**GIVEN REQUEST**. In full and without alteration, repeat the material.
::::::::::
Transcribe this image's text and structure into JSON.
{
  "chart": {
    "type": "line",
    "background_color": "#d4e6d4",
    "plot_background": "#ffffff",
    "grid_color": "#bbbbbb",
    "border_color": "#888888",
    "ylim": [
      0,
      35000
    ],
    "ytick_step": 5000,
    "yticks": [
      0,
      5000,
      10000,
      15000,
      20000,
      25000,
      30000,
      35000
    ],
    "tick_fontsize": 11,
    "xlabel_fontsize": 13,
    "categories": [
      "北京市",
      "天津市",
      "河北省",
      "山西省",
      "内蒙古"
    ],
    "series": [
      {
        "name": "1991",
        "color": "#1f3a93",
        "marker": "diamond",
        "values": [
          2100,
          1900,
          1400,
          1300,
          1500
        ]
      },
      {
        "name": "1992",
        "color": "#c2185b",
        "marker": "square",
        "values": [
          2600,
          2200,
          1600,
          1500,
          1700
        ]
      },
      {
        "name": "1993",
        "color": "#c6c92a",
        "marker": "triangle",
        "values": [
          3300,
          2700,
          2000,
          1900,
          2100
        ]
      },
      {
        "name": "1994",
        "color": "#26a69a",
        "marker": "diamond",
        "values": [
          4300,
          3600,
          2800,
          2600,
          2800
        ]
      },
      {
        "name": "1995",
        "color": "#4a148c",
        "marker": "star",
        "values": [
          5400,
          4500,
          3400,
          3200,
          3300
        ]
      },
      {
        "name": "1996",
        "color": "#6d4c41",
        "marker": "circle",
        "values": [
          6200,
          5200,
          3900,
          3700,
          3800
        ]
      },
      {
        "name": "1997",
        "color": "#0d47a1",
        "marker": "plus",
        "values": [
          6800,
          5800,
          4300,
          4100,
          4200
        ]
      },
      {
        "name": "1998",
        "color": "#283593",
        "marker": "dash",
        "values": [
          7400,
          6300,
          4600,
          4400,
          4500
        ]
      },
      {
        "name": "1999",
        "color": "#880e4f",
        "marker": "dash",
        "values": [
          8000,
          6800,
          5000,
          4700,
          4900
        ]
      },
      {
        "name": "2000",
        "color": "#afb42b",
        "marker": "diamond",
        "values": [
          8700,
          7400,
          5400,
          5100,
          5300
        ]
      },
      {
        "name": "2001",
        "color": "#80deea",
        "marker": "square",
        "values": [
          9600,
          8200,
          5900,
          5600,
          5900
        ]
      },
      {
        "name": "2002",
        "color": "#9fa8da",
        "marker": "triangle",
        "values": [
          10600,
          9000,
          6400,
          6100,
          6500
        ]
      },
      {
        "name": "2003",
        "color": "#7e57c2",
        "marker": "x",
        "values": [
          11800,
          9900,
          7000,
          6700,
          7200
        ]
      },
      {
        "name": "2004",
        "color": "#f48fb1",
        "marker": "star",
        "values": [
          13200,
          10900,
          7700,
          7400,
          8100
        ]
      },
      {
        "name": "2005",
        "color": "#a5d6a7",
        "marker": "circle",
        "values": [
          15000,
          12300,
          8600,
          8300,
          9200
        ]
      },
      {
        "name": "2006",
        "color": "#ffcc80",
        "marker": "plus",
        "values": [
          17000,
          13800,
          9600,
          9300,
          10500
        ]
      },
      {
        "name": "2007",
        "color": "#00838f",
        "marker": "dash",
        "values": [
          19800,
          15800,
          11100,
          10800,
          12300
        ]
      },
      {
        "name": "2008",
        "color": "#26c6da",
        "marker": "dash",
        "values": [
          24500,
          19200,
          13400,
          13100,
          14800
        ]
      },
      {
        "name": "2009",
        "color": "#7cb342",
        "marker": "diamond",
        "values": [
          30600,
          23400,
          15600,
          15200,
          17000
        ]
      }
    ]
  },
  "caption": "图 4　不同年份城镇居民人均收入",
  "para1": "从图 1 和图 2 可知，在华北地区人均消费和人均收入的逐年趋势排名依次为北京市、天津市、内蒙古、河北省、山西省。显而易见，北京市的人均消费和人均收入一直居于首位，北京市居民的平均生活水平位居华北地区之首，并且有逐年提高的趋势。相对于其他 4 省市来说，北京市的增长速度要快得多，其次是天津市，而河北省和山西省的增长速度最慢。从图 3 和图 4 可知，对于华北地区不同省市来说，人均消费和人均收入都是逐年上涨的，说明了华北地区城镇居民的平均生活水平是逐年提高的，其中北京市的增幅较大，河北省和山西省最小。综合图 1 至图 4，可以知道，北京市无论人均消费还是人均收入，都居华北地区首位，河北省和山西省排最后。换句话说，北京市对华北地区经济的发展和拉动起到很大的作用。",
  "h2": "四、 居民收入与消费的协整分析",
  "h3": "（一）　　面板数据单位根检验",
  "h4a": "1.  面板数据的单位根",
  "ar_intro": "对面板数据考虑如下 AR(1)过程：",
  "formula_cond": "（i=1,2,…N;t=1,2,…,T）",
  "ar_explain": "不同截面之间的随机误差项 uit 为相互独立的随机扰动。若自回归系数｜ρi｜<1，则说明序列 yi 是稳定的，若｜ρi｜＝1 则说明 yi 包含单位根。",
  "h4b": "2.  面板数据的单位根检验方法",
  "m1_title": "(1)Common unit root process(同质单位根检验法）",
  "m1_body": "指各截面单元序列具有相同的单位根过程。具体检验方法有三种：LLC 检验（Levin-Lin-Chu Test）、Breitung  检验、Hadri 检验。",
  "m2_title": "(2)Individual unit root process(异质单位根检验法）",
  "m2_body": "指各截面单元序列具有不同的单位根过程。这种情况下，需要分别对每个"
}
::::::::::
**FINISHED TASK**.
Transcribe this image's text and structure into JSON.
{
  "chart": {
    "type": "line",
    "background_color": "#d4e6d4",
    "plot_background": "#ffffff",
    "grid_color": "#bbbbbb",
    "border_color": "#888888",
    "ylim": [
      0,
      35000
    ],
    "ytick_step": 5000,
    "yticks": [
      0,
      5000,
      10000,
      15000,
      20000,
      25000,
      30000,
      35000
    ],
    "tick_fontsize": 11,
    "xlabel_fontsize": 13,
    "categories": [
      "北京市",
      "天津市",
      "河北省",
      "山西省",
      "内蒙古"
    ],
    "series": [
      {
        "name": "1991",
        "color": "#1f3a93",
        "marker": "diamond",
        "values": [
          2100,
          1900,
          1400,
          1300,
          1500
        ]
      },
      {
        "name": "1992",
        "color": "#c2185b",
        "marker": "square",
        "values": [
          2600,
          2200,
          1600,
          1500,
          1700
        ]
      },
      {
        "name": "1993",
        "color": "#c6c92a",
        "marker": "triangle",
        "values": [
          3300,
          2700,
          2000,
          1900,
          2100
        ]
      },
      {
        "name": "1994",
        "color": "#26a69a",
        "marker": "diamond",
        "values": [
          4300,
          3600,
          2800,
          2600,
          2800
        ]
      },
      {
        "name": "1995",
        "color": "#4a148c",
        "marker": "star",
        "values": [
          5400,
          4500,
          3400,
          3200,
          3300
        ]
      },
      {
        "name": "1996",
        "color": "#6d4c41",
        "marker": "circle",
        "values": [
          6200,
          5200,
          3900,
          3700,
          3800
        ]
      },
      {
        "name": "1997",
        "color": "#0d47a1",
        "marker": "plus",
        "values": [
          6800,
          5800,
          4300,
          4100,
          4200
        ]
      },
      {
        "name": "1998",
        "color": "#283593",
        "marker": "dash",
        "values": [
          7400,
          6300,
          4600,
          4400,
          4500
        ]
      },
      {
        "name": "1999",
        "color": "#880e4f",
        "marker": "dash",
        "values": [
          8000,
          6800,
          5000,
          4700,
          4900
        ]
      },
      {
        "name": "2000",
        "color": "#afb42b",
        "marker": "diamond",
        "values": [
          8700,
          7400,
          5400,
          5100,
          5300
        ]
      },
      {
        "name": "2001",
        "color": "#80deea",
        "marker": "square",
        "values": [
          9600,
          8200,
          5900,
          5600,
          5900
        ]
      },
      {
        "name": "2002",
        "color": "#9fa8da",
        "marker": "triangle",
        "values": [
          10600,
          9000,
          6400,
          6100,
          6500
        ]
      },
      {
        "name": "2003",
        "color": "#7e57c2",
        "marker": "x",
        "values": [
          11800,
          9900,
          7000,
          6700,
          7200
        ]
      },
      {
        "name": "2004",
        "color": "#f48fb1",
        "marker": "star",
        "values": [
          13200,
          10900,
          7700,
          7400,
          8100
        ]
      },
      {
        "name": "2005",
        "color": "#a5d6a7",
        "marker": "circle",
        "values": [
          15000,
          12300,
          8600,
          8300,
          9200
        ]
      },
      {
        "name": "2006",
        "color": "#ffcc80",
        "marker": "plus",
        "values": [
          17000,
          13800,
          9600,
          9300,
          10500
        ]
      },
      {
        "name": "2007",
        "color": "#00838f",
        "marker": "dash",
        "values": [
          19800,
          15800,
          11100,
          10800,
          12300
        ]
      },
      {
        "name": "2008",
        "color": "#26c6da",
        "marker": "dash",
        "values": [
          24500,
          19200,
          13400,
          13100,
          14800
        ]
      },
      {
        "name": "2009",
        "color": "#7cb342",
        "marker": "diamond",
        "values": [
          30600,
          23400,
          15600,
          15200,
          17000
        ]
      }
    ]
  },
  "caption": "图 4　不同年份城镇居民人均收入",
  "para1": "从图 1 和图 2 可知，在华北地区人均消费和人均收入的逐年趋势排名依次为北京市、天津市、内蒙古、河北省、山西省。显而易见，北京市的人均消费和人均收入一直居于首位，北京市居民的平均生活水平位居华北地区之首，并且有逐年提高的趋势。相对于其他 4 省市来说，北京市的增长速度要快得多，其次是天津市，而河北省和山西省的增长速度最慢。从图 3 和图 4 可知，对于华北地区不同省市来说，人均消费和人均收入都是逐年上涨的，说明了华北地区城镇居民的平均生活水平是逐年提高的，其中北京市的增幅较大，河北省和山西省最小。综合图 1 至图 4，可以知道，北京市无论人均消费还是人均收入，都居华北地区首位，河北省和山西省排最后。换句话说，北京市对华北地区经济的发展和拉动起到很大的作用。",
  "h2": "四、 居民收入与消费的协整分析",
  "h3": "（一）　　面板数据单位根检验",
  "h4a": "1.  面板数据的单位根",
  "ar_intro": "对面板数据考虑如下 AR(1)过程：",
  "formula_cond": "（i=1,2,…N;t=1,2,…,T）",
  "ar_explain": "不同截面之间的随机误差项 uit 为相互独立的随机扰动。若自回归系数｜ρi｜<1，则说明序列 yi 是稳定的，若｜ρi｜＝1 则说明 yi 包含单位根。",
  "h4b": "2.  面板数据的单位根检验方法",
  "m1_title": "(1)Common unit root process(同质单位根检验法）",
  "m1_body": "指各截面单元序列具有相同的单位根过程。具体检验方法有三种：LLC 检验（Levin-Lin-Chu Test）、Breitung  检验、Hadri 检验。",
  "m2_title": "(2)Individual unit root process(异质单位根检验法）",
  "m2_body": "指各截面单元序列具有不同的单位根过程。这种情况下，需要分别对每个"
}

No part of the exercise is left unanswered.